Stored entries

______

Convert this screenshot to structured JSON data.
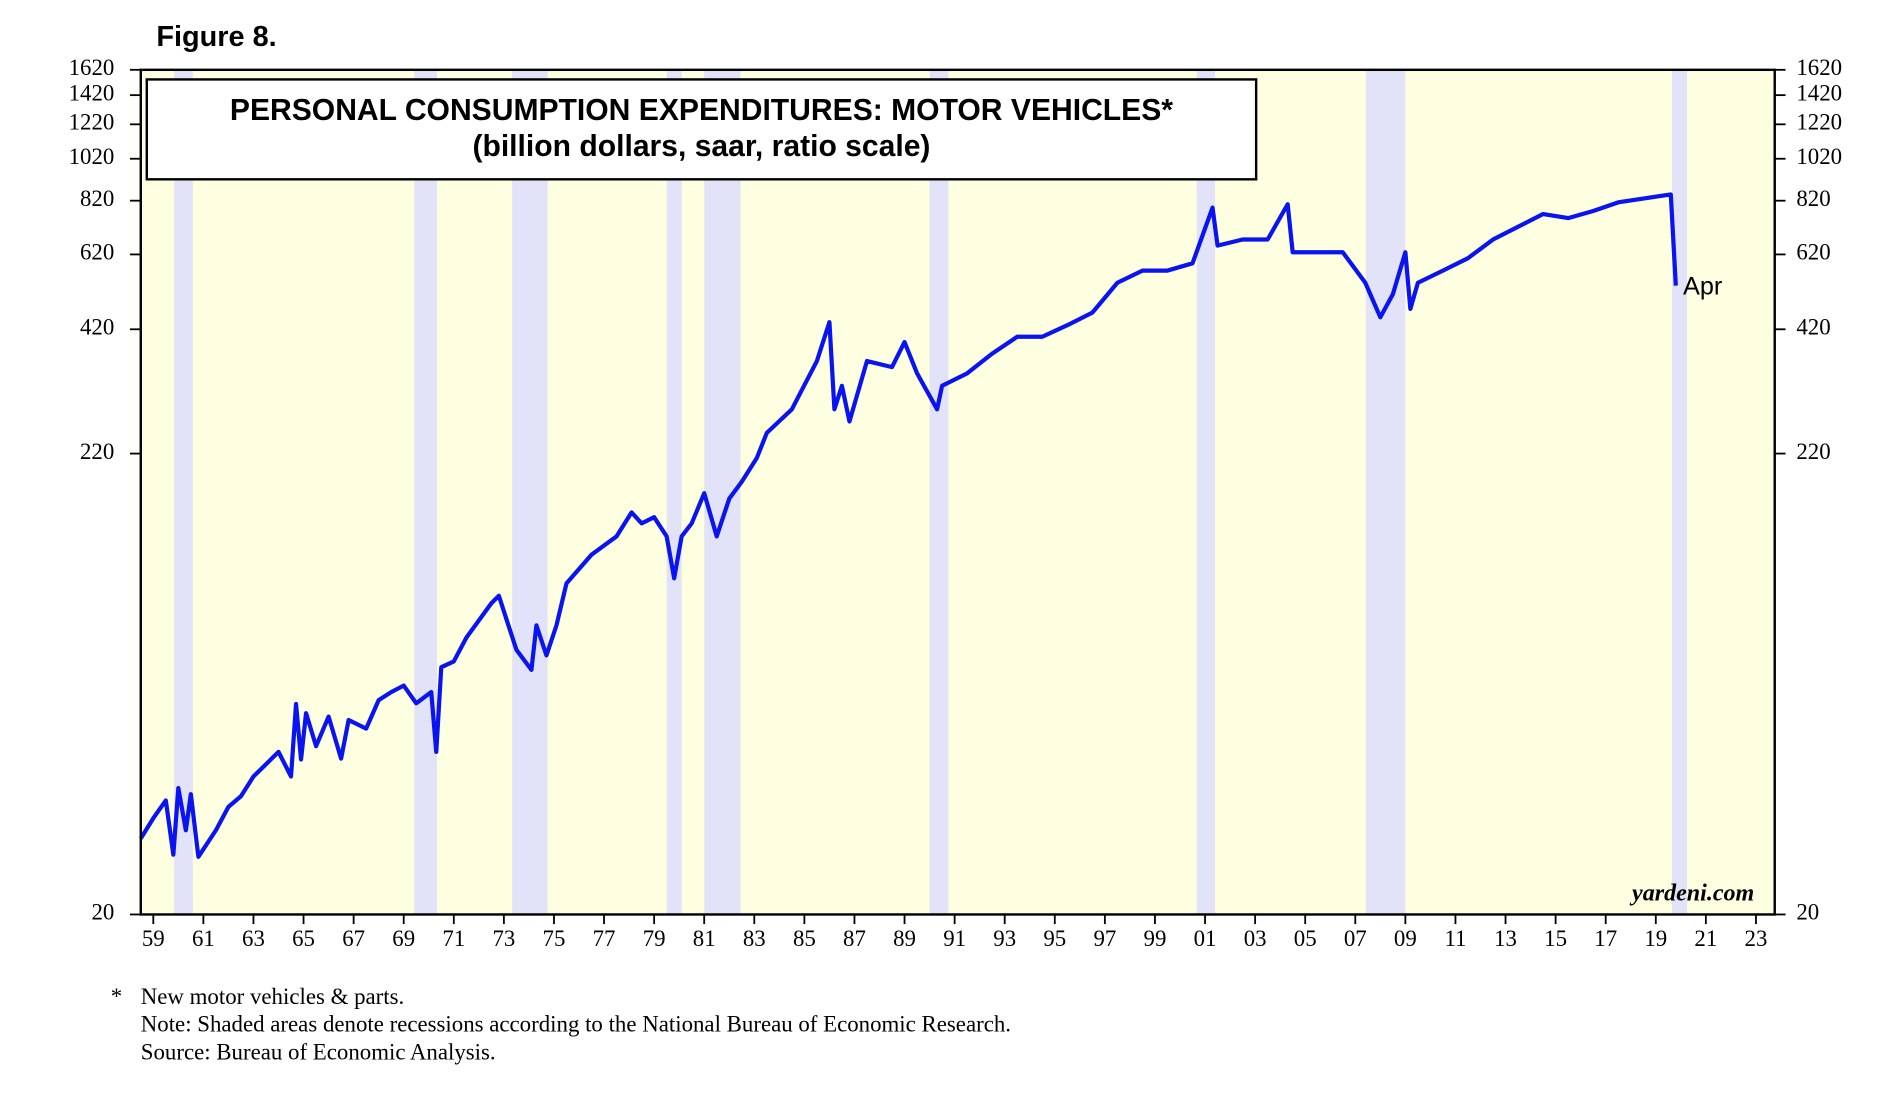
{
  "chart_data": {
    "type": "line",
    "figure_label": "Figure 8.",
    "title": "PERSONAL CONSUMPTION EXPENDITURES: MOTOR VEHICLES*",
    "subtitle": "(billion dollars, saar, ratio scale)",
    "log_scale": true,
    "xlim": [
      1959,
      2024.25
    ],
    "ylim": [
      20,
      1620
    ],
    "yticks": [
      20,
      220,
      420,
      620,
      820,
      1020,
      1220,
      1420,
      1620
    ],
    "xticks": [
      {
        "value": 1959.5,
        "label": "59"
      },
      {
        "value": 1961.5,
        "label": "61"
      },
      {
        "value": 1963.5,
        "label": "63"
      },
      {
        "value": 1965.5,
        "label": "65"
      },
      {
        "value": 1967.5,
        "label": "67"
      },
      {
        "value": 1969.5,
        "label": "69"
      },
      {
        "value": 1971.5,
        "label": "71"
      },
      {
        "value": 1973.5,
        "label": "73"
      },
      {
        "value": 1975.5,
        "label": "75"
      },
      {
        "value": 1977.5,
        "label": "77"
      },
      {
        "value": 1979.5,
        "label": "79"
      },
      {
        "value": 1981.5,
        "label": "81"
      },
      {
        "value": 1983.5,
        "label": "83"
      },
      {
        "value": 1985.5,
        "label": "85"
      },
      {
        "value": 1987.5,
        "label": "87"
      },
      {
        "value": 1989.5,
        "label": "89"
      },
      {
        "value": 1991.5,
        "label": "91"
      },
      {
        "value": 1993.5,
        "label": "93"
      },
      {
        "value": 1995.5,
        "label": "95"
      },
      {
        "value": 1997.5,
        "label": "97"
      },
      {
        "value": 1999.5,
        "label": "99"
      },
      {
        "value": 2001.5,
        "label": "01"
      },
      {
        "value": 2003.5,
        "label": "03"
      },
      {
        "value": 2005.5,
        "label": "05"
      },
      {
        "value": 2007.5,
        "label": "07"
      },
      {
        "value": 2009.5,
        "label": "09"
      },
      {
        "value": 2011.5,
        "label": "11"
      },
      {
        "value": 2013.5,
        "label": "13"
      },
      {
        "value": 2015.5,
        "label": "15"
      },
      {
        "value": 2017.5,
        "label": "17"
      },
      {
        "value": 2019.5,
        "label": "19"
      },
      {
        "value": 2021.5,
        "label": "21"
      },
      {
        "value": 2023.5,
        "label": "23"
      }
    ],
    "recessions": [
      [
        1960.33,
        1961.08
      ],
      [
        1969.92,
        1970.83
      ],
      [
        1973.83,
        1975.25
      ],
      [
        1980.0,
        1980.6
      ],
      [
        1981.5,
        1982.95
      ],
      [
        1990.5,
        1991.25
      ],
      [
        2001.17,
        2001.9
      ],
      [
        2007.92,
        2009.5
      ],
      [
        2020.15,
        2020.75
      ]
    ],
    "x": [
      1959.0,
      1959.5,
      1960.0,
      1960.3,
      1960.5,
      1960.8,
      1961.0,
      1961.3,
      1962.0,
      1962.5,
      1963.0,
      1963.5,
      1964.0,
      1964.5,
      1965.0,
      1965.2,
      1965.4,
      1965.6,
      1966.0,
      1966.5,
      1967.0,
      1967.3,
      1968.0,
      1968.5,
      1969.0,
      1969.5,
      1970.0,
      1970.6,
      1970.8,
      1971.0,
      1971.5,
      1972.0,
      1973.0,
      1973.3,
      1973.6,
      1974.0,
      1974.6,
      1974.8,
      1975.2,
      1975.6,
      1976.0,
      1977.0,
      1978.0,
      1978.6,
      1979.0,
      1979.5,
      1980.0,
      1980.3,
      1980.6,
      1981.0,
      1981.5,
      1982.0,
      1982.5,
      1983.0,
      1983.6,
      1984.0,
      1985.0,
      1986.0,
      1986.5,
      1986.7,
      1987.0,
      1987.3,
      1988.0,
      1989.0,
      1989.5,
      1990.0,
      1990.8,
      1991.0,
      1992.0,
      1993.0,
      1994.0,
      1995.0,
      1996.0,
      1997.0,
      1998.0,
      1999.0,
      2000.0,
      2001.0,
      2001.8,
      2002.0,
      2003.0,
      2004.0,
      2004.8,
      2005.0,
      2006.0,
      2007.0,
      2007.9,
      2008.5,
      2009.0,
      2009.5,
      2009.7,
      2010.0,
      2011.0,
      2012.0,
      2013.0,
      2014.0,
      2015.0,
      2016.0,
      2017.0,
      2018.0,
      2019.0,
      2020.1,
      2020.3
    ],
    "series": [
      {
        "name": "Motor vehicles",
        "color": "#0a14f0",
        "values": [
          29.7,
          33,
          36.2,
          27.3,
          38.6,
          31,
          37.4,
          27,
          31,
          35,
          37,
          41,
          43.7,
          46.6,
          41,
          59.8,
          44.8,
          57,
          48,
          56,
          45,
          55,
          52.6,
          61,
          63.6,
          65.8,
          60,
          63.6,
          46.6,
          72.4,
          74.6,
          84.4,
          101,
          105,
          93,
          79.3,
          71.4,
          90,
          77,
          90,
          112,
          130,
          143,
          162,
          153,
          158,
          143,
          115,
          143,
          153,
          179,
          143,
          174,
          190,
          215,
          245,
          277,
          356,
          436,
          277,
          313,
          260,
          356,
          345,
          393,
          334,
          277,
          313,
          334,
          370,
          404,
          404,
          429,
          458,
          535,
          570,
          570,
          592,
          791,
          649,
          670,
          670,
          805,
          627,
          627,
          627,
          535,
          447,
          504,
          627,
          467,
          535,
          570,
          608,
          670,
          716,
          765,
          749,
          777,
          813,
          829,
          847,
          527
        ]
      }
    ],
    "annotation": "Apr",
    "source_mark": "yardeni.com",
    "footnote_marker": "*",
    "footnotes": [
      "New motor vehicles & parts.",
      "Note: Shaded areas denote recessions according to the National Bureau of Economic Research.",
      "Source: Bureau of Economic Analysis."
    ]
  }
}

______

Problem requirements: Excluding the pictures, reproduce every entry exactly as given.

Solved problem:
Convert this screenshot to structured JSON data.
{
  "chart_data": {
    "type": "line",
    "figure_label": "Figure 8.",
    "title": "PERSONAL CONSUMPTION EXPENDITURES: MOTOR VEHICLES*",
    "subtitle": "(billion dollars, saar, ratio scale)",
    "log_scale": true,
    "xlim": [
      1959,
      2024.25
    ],
    "ylim": [
      20,
      1620
    ],
    "yticks": [
      20,
      220,
      420,
      620,
      820,
      1020,
      1220,
      1420,
      1620
    ],
    "xticks": [
      {
        "value": 1959.5,
        "label": "59"
      },
      {
        "value": 1961.5,
        "label": "61"
      },
      {
        "value": 1963.5,
        "label": "63"
      },
      {
        "value": 1965.5,
        "label": "65"
      },
      {
        "value": 1967.5,
        "label": "67"
      },
      {
        "value": 1969.5,
        "label": "69"
      },
      {
        "value": 1971.5,
        "label": "71"
      },
      {
        "value": 1973.5,
        "label": "73"
      },
      {
        "value": 1975.5,
        "label": "75"
      },
      {
        "value": 1977.5,
        "label": "77"
      },
      {
        "value": 1979.5,
        "label": "79"
      },
      {
        "value": 1981.5,
        "label": "81"
      },
      {
        "value": 1983.5,
        "label": "83"
      },
      {
        "value": 1985.5,
        "label": "85"
      },
      {
        "value": 1987.5,
        "label": "87"
      },
      {
        "value": 1989.5,
        "label": "89"
      },
      {
        "value": 1991.5,
        "label": "91"
      },
      {
        "value": 1993.5,
        "label": "93"
      },
      {
        "value": 1995.5,
        "label": "95"
      },
      {
        "value": 1997.5,
        "label": "97"
      },
      {
        "value": 1999.5,
        "label": "99"
      },
      {
        "value": 2001.5,
        "label": "01"
      },
      {
        "value": 2003.5,
        "label": "03"
      },
      {
        "value": 2005.5,
        "label": "05"
      },
      {
        "value": 2007.5,
        "label": "07"
      },
      {
        "value": 2009.5,
        "label": "09"
      },
      {
        "value": 2011.5,
        "label": "11"
      },
      {
        "value": 2013.5,
        "label": "13"
      },
      {
        "value": 2015.5,
        "label": "15"
      },
      {
        "value": 2017.5,
        "label": "17"
      },
      {
        "value": 2019.5,
        "label": "19"
      },
      {
        "value": 2021.5,
        "label": "21"
      },
      {
        "value": 2023.5,
        "label": "23"
      }
    ],
    "recessions": [
      [
        1960.33,
        1961.08
      ],
      [
        1969.92,
        1970.83
      ],
      [
        1973.83,
        1975.25
      ],
      [
        1980.0,
        1980.6
      ],
      [
        1981.5,
        1982.95
      ],
      [
        1990.5,
        1991.25
      ],
      [
        2001.17,
        2001.9
      ],
      [
        2007.92,
        2009.5
      ],
      [
        2020.15,
        2020.75
      ]
    ],
    "x": [
      1959.0,
      1959.5,
      1960.0,
      1960.3,
      1960.5,
      1960.8,
      1961.0,
      1961.3,
      1962.0,
      1962.5,
      1963.0,
      1963.5,
      1964.0,
      1964.5,
      1965.0,
      1965.2,
      1965.4,
      1965.6,
      1966.0,
      1966.5,
      1967.0,
      1967.3,
      1968.0,
      1968.5,
      1969.0,
      1969.5,
      1970.0,
      1970.6,
      1970.8,
      1971.0,
      1971.5,
      1972.0,
      1973.0,
      1973.3,
      1973.6,
      1974.0,
      1974.6,
      1974.8,
      1975.2,
      1975.6,
      1976.0,
      1977.0,
      1978.0,
      1978.6,
      1979.0,
      1979.5,
      1980.0,
      1980.3,
      1980.6,
      1981.0,
      1981.5,
      1982.0,
      1982.5,
      1983.0,
      1983.6,
      1984.0,
      1985.0,
      1986.0,
      1986.5,
      1986.7,
      1987.0,
      1987.3,
      1988.0,
      1989.0,
      1989.5,
      1990.0,
      1990.8,
      1991.0,
      1992.0,
      1993.0,
      1994.0,
      1995.0,
      1996.0,
      1997.0,
      1998.0,
      1999.0,
      2000.0,
      2001.0,
      2001.8,
      2002.0,
      2003.0,
      2004.0,
      2004.8,
      2005.0,
      2006.0,
      2007.0,
      2007.9,
      2008.5,
      2009.0,
      2009.5,
      2009.7,
      2010.0,
      2011.0,
      2012.0,
      2013.0,
      2014.0,
      2015.0,
      2016.0,
      2017.0,
      2018.0,
      2019.0,
      2020.1,
      2020.3
    ],
    "series": [
      {
        "name": "Motor vehicles",
        "color": "#0a14f0",
        "values": [
          29.7,
          33,
          36.2,
          27.3,
          38.6,
          31,
          37.4,
          27,
          31,
          35,
          37,
          41,
          43.7,
          46.6,
          41,
          59.8,
          44.8,
          57,
          48,
          56,
          45,
          55,
          52.6,
          61,
          63.6,
          65.8,
          60,
          63.6,
          46.6,
          72.4,
          74.6,
          84.4,
          101,
          105,
          93,
          79.3,
          71.4,
          90,
          77,
          90,
          112,
          130,
          143,
          162,
          153,
          158,
          143,
          115,
          143,
          153,
          179,
          143,
          174,
          190,
          215,
          245,
          277,
          356,
          436,
          277,
          313,
          260,
          356,
          345,
          393,
          334,
          277,
          313,
          334,
          370,
          404,
          404,
          429,
          458,
          535,
          570,
          570,
          592,
          791,
          649,
          670,
          670,
          805,
          627,
          627,
          627,
          535,
          447,
          504,
          627,
          467,
          535,
          570,
          608,
          670,
          716,
          765,
          749,
          777,
          813,
          829,
          847,
          527
        ]
      }
    ],
    "annotation": "Apr",
    "source_mark": "yardeni.com",
    "footnote_marker": "*",
    "footnotes": [
      "New motor vehicles & parts.",
      "Note: Shaded areas denote recessions according to the National Bureau of Economic Research.",
      "Source: Bureau of Economic Analysis."
    ]
  }
}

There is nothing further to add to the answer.